Lines containing the word "color" are to be located and copied.

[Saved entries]
▬▬▬
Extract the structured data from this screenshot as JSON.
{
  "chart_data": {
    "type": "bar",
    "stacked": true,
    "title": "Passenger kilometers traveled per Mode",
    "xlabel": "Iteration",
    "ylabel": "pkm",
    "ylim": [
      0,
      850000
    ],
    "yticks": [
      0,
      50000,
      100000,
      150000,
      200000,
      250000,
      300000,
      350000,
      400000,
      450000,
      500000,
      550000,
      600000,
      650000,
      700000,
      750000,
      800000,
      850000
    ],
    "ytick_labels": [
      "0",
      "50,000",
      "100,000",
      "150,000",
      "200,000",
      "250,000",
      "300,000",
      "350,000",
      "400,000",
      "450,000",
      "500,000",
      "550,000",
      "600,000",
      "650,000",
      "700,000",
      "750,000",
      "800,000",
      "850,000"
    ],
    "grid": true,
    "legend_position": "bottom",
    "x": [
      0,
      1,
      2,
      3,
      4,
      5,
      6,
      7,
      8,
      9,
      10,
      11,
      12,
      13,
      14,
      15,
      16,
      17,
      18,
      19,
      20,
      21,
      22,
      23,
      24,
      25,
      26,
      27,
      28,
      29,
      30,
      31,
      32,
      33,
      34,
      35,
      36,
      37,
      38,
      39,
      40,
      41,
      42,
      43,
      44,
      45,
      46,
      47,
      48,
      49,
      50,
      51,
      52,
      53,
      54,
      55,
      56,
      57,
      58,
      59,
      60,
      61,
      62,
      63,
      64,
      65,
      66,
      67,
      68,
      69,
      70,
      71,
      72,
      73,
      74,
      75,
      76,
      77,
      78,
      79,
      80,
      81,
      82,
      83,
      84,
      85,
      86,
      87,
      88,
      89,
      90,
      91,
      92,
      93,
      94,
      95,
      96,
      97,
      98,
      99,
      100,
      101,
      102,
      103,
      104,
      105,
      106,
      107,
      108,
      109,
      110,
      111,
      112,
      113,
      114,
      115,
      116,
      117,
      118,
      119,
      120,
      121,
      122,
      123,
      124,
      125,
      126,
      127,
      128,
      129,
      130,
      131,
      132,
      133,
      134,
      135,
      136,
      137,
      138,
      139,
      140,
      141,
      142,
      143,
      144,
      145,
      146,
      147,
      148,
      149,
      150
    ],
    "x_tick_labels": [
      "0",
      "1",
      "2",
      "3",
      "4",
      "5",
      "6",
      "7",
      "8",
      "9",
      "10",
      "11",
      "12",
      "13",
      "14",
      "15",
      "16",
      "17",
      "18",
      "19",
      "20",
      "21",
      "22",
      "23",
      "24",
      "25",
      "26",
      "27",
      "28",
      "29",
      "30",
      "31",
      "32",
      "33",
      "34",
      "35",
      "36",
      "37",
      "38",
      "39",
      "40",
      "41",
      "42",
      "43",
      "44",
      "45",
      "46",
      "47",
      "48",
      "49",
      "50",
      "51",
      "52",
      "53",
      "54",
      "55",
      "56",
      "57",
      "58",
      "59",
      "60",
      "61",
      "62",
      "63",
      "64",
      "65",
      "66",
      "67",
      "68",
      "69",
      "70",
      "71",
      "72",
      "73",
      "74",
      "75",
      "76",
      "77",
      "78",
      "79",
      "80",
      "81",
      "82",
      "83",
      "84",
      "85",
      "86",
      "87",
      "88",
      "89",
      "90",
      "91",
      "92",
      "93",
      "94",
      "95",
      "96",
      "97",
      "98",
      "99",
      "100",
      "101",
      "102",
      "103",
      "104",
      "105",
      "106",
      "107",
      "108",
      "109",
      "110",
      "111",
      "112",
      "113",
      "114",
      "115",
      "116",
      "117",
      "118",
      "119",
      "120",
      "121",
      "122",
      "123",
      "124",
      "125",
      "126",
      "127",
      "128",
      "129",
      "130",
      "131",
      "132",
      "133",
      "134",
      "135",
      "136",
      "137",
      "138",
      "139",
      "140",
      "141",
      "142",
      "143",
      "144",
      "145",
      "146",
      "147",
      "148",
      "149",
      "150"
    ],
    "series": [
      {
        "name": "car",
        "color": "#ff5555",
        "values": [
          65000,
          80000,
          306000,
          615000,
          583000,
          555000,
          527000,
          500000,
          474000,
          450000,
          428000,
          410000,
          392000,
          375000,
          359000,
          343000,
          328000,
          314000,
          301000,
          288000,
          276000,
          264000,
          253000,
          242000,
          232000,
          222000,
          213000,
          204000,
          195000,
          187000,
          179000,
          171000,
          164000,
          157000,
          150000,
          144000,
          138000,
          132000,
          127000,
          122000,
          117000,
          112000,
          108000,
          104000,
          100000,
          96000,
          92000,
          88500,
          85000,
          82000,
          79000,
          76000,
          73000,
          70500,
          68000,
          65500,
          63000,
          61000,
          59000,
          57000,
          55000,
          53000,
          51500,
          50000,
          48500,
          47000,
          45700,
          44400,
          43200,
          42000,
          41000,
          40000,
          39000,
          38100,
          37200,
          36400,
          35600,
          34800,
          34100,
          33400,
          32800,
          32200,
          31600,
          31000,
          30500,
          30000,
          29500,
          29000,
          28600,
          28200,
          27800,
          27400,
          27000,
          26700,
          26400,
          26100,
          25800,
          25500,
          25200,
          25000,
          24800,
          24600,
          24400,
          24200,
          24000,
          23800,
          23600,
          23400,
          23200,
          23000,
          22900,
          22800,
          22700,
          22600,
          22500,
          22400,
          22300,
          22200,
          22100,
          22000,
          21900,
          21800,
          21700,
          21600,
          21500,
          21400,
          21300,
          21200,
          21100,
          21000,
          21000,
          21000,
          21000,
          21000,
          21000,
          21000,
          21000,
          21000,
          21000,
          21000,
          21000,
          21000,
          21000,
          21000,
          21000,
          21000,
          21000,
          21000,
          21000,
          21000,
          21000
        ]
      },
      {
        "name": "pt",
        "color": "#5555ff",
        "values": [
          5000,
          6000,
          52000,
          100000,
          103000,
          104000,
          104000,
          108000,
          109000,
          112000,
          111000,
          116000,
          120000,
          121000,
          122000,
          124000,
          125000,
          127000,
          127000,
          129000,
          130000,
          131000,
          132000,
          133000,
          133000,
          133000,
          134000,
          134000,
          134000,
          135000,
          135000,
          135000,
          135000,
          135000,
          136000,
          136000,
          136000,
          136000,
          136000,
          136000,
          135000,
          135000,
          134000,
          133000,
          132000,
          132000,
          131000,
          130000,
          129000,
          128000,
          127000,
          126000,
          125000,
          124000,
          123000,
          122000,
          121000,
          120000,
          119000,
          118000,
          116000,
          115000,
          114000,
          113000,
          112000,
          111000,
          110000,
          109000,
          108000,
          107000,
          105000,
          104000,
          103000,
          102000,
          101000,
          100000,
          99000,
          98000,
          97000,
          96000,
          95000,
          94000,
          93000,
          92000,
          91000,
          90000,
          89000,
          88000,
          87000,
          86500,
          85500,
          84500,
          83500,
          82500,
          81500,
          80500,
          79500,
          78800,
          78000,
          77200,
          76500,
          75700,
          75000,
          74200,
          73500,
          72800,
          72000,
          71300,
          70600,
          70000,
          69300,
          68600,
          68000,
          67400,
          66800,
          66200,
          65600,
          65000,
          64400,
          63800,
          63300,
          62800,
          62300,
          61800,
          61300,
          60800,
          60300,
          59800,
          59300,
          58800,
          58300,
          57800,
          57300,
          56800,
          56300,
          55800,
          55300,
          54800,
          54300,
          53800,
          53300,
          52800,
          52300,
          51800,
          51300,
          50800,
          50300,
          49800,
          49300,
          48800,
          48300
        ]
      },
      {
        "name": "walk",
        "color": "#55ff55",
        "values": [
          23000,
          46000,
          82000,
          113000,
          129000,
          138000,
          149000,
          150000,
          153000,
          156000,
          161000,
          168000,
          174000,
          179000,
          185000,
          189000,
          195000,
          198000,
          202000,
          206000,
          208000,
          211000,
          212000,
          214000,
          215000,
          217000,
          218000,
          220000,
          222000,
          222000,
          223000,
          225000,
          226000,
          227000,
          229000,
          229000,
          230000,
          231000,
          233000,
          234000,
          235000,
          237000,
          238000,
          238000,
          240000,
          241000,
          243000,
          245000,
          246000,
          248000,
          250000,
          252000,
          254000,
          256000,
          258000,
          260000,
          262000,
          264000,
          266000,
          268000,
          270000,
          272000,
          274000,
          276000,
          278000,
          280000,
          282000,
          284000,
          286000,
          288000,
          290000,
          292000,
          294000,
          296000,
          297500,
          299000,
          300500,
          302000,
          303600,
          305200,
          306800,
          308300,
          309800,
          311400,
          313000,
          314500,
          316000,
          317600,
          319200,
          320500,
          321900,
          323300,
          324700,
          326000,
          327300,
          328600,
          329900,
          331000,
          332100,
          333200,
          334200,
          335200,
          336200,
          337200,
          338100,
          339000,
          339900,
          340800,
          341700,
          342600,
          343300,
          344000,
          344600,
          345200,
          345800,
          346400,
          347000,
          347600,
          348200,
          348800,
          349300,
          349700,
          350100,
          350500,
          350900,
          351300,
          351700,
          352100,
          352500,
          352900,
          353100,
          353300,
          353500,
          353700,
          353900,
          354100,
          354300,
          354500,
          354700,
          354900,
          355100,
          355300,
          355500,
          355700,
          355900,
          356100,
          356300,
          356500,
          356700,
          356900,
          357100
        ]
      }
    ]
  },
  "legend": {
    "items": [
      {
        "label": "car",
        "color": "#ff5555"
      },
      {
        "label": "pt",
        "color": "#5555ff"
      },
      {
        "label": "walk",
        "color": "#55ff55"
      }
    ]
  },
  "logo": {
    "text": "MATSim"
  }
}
▬▬▬
▶ **Response for this exercise**
        "color": "#ff5555",
        "color": "#5555ff",
        "color": "#55ff55",
        "color": "#ff5555"
        "color": "#5555ff"
        "color": "#55ff55"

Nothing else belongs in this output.